*OBJECTIVE:* Leave the pictures out and print every record below exactly as it stands.

(Collected data entries)
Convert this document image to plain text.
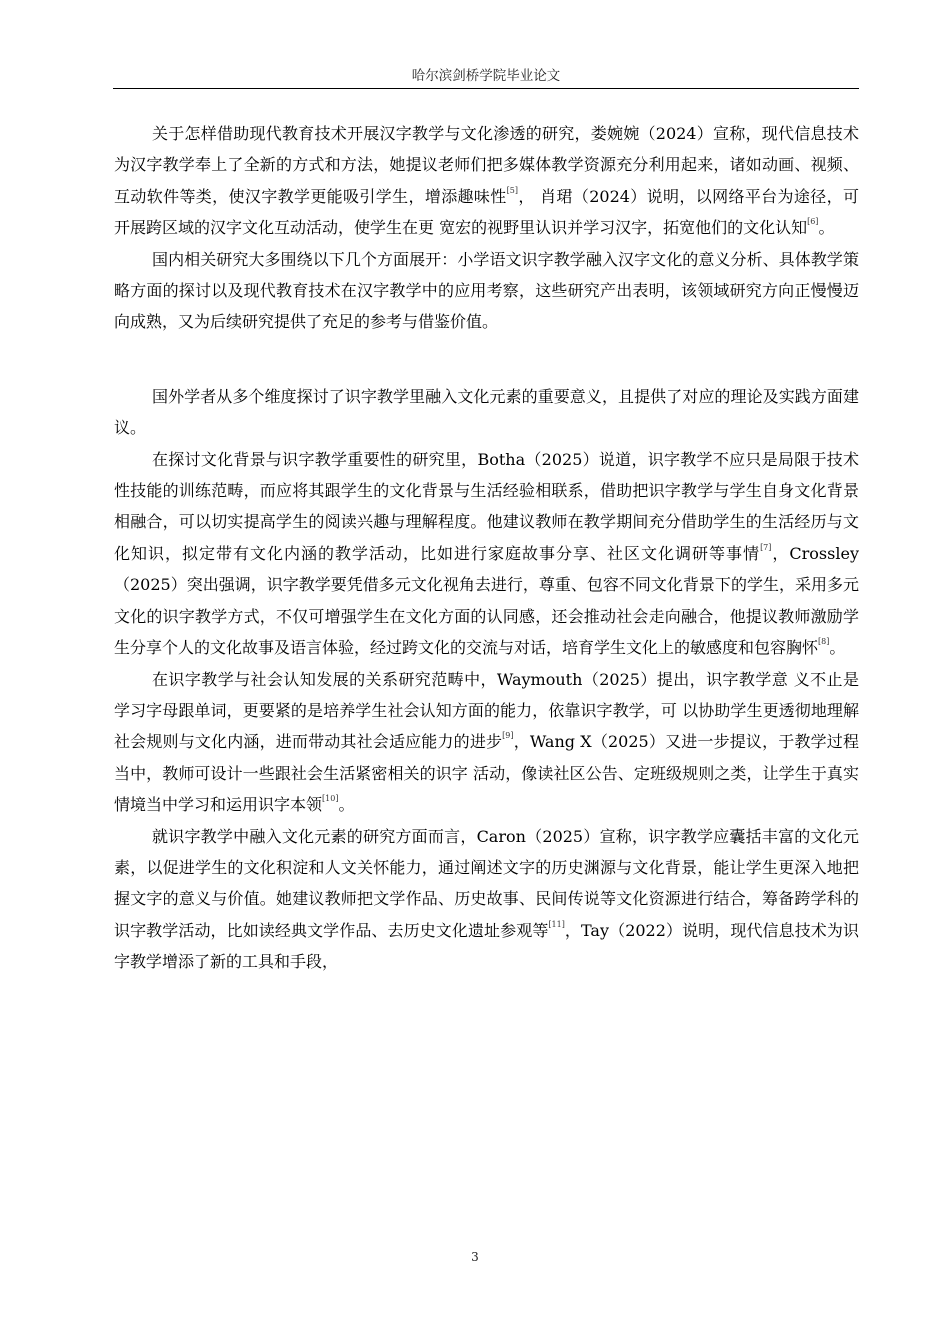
哈尔滨剑桥学院毕业论文

关于怎样借助现代教育技术开展汉字教学与文化渗透的研究，娄婉婉（2024）宣称，现代信息技术为汉字教学奉上了全新的方式和方法，她提议老师们把多媒体教学资源充分利用起来，诸如动画、视频、互动软件等类，使汉字教学更能吸引学生，增添趣味性[5]， 肖珺（2024）说明，以网络平台为途径，可开展跨区域的汉字文化互动活动，使学生在更 宽宏的视野里认识并学习汉字，拓宽他们的文化认知[6]。

国内相关研究大多围绕以下几个方面展开：小学语文识字教学融入汉字文化的意义分析、具体教学策略方面的探讨以及现代教育技术在汉字教学中的应用考察，这些研究产出表明，该领域研究方向正慢慢迈向成熟，又为后续研究提供了充足的参考与借鉴价值。

国外学者从多个维度探讨了识字教学里融入文化元素的重要意义，且提供了对应的理论及实践方面建议。

在探讨文化背景与识字教学重要性的研究里，Botha（2025）说道，识字教学不应只是局限于技术性技能的训练范畴，而应将其跟学生的文化背景与生活经验相联系，借助把识字教学与学生自身文化背景相融合，可以切实提高学生的阅读兴趣与理解程度。他建议教师在教学期间充分借助学生的生活经历与文化知识，拟定带有文化内涵的教学活动，比如进行家庭故事分享、社区文化调研等事情[7]，Crossley（2025）突出强调，识字教学要凭借多元文化视角去进行，尊重、包容不同文化背景下的学生，采用多元文化的识字教学方式，不仅可增强学生在文化方面的认同感，还会推动社会走向融合，他提议教师激励学生分享个人的文化故事及语言体验，经过跨文化的交流与对话，培育学生文化上的敏感度和包容胸怀[8]。

在识字教学与社会认知发展的关系研究范畴中，Waymouth（2025）提出，识字教学意 义不止是学习字母跟单词，更要紧的是培养学生社会认知方面的能力，依靠识字教学，可 以协助学生更透彻地理解社会规则与文化内涵，进而带动其社会适应能力的进步[9]，Wang X（2025）又进一步提议，于教学过程当中，教师可设计一些跟社会生活紧密相关的识字 活动，像读社区公告、定班级规则之类，让学生于真实情境当中学习和运用识字本领[10]。

就识字教学中融入文化元素的研究方面而言，Caron（2025）宣称，识字教学应囊括丰富的文化元素，以促进学生的文化积淀和人文关怀能力，通过阐述文字的历史渊源与文化背景，能让学生更深入地把握文字的意义与价值。她建议教师把文学作品、历史故事、民间传说等文化资源进行结合，筹备跨学科的识字教学活动，比如读经典文学作品、去历史文化遗址参观等[11]，Tay（2022）说明，现代信息技术为识字教学增添了新的工具和手段，

3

*SOLUTION TO THIS PROBLEM:*
Convert this document image to plain text.
哈尔滨剑桥学院毕业论文

关于怎样借助现代教育技术开展汉字教学与文化渗透的研究，娄婉婉（2024）宣称，现代信息技术为汉字教学奉上了全新的方式和方法，她提议老师们把多媒体教学资源充分利用起来，诸如动画、视频、互动软件等类，使汉字教学更能吸引学生，增添趣味性[5]， 肖珺（2024）说明，以网络平台为途径，可开展跨区域的汉字文化互动活动，使学生在更 宽宏的视野里认识并学习汉字，拓宽他们的文化认知[6]。

国内相关研究大多围绕以下几个方面展开：小学语文识字教学融入汉字文化的意义分析、具体教学策略方面的探讨以及现代教育技术在汉字教学中的应用考察，这些研究产出表明，该领域研究方向正慢慢迈向成熟，又为后续研究提供了充足的参考与借鉴价值。

国外学者从多个维度探讨了识字教学里融入文化元素的重要意义，且提供了对应的理论及实践方面建议。

在探讨文化背景与识字教学重要性的研究里，Botha（2025）说道，识字教学不应只是局限于技术性技能的训练范畴，而应将其跟学生的文化背景与生活经验相联系，借助把识字教学与学生自身文化背景相融合，可以切实提高学生的阅读兴趣与理解程度。他建议教师在教学期间充分借助学生的生活经历与文化知识，拟定带有文化内涵的教学活动，比如进行家庭故事分享、社区文化调研等事情[7]，Crossley（2025）突出强调，识字教学要凭借多元文化视角去进行，尊重、包容不同文化背景下的学生，采用多元文化的识字教学方式，不仅可增强学生在文化方面的认同感，还会推动社会走向融合，他提议教师激励学生分享个人的文化故事及语言体验，经过跨文化的交流与对话，培育学生文化上的敏感度和包容胸怀[8]。

在识字教学与社会认知发展的关系研究范畴中，Waymouth（2025）提出，识字教学意 义不止是学习字母跟单词，更要紧的是培养学生社会认知方面的能力，依靠识字教学，可 以协助学生更透彻地理解社会规则与文化内涵，进而带动其社会适应能力的进步[9]，Wang X（2025）又进一步提议，于教学过程当中，教师可设计一些跟社会生活紧密相关的识字 活动，像读社区公告、定班级规则之类，让学生于真实情境当中学习和运用识字本领[10]。

就识字教学中融入文化元素的研究方面而言，Caron（2025）宣称，识字教学应囊括丰富的文化元素，以促进学生的文化积淀和人文关怀能力，通过阐述文字的历史渊源与文化背景，能让学生更深入地把握文字的意义与价值。她建议教师把文学作品、历史故事、民间传说等文化资源进行结合，筹备跨学科的识字教学活动，比如读经典文学作品、去历史文化遗址参观等[11]，Tay（2022）说明，现代信息技术为识字教学增添了新的工具和手段，

3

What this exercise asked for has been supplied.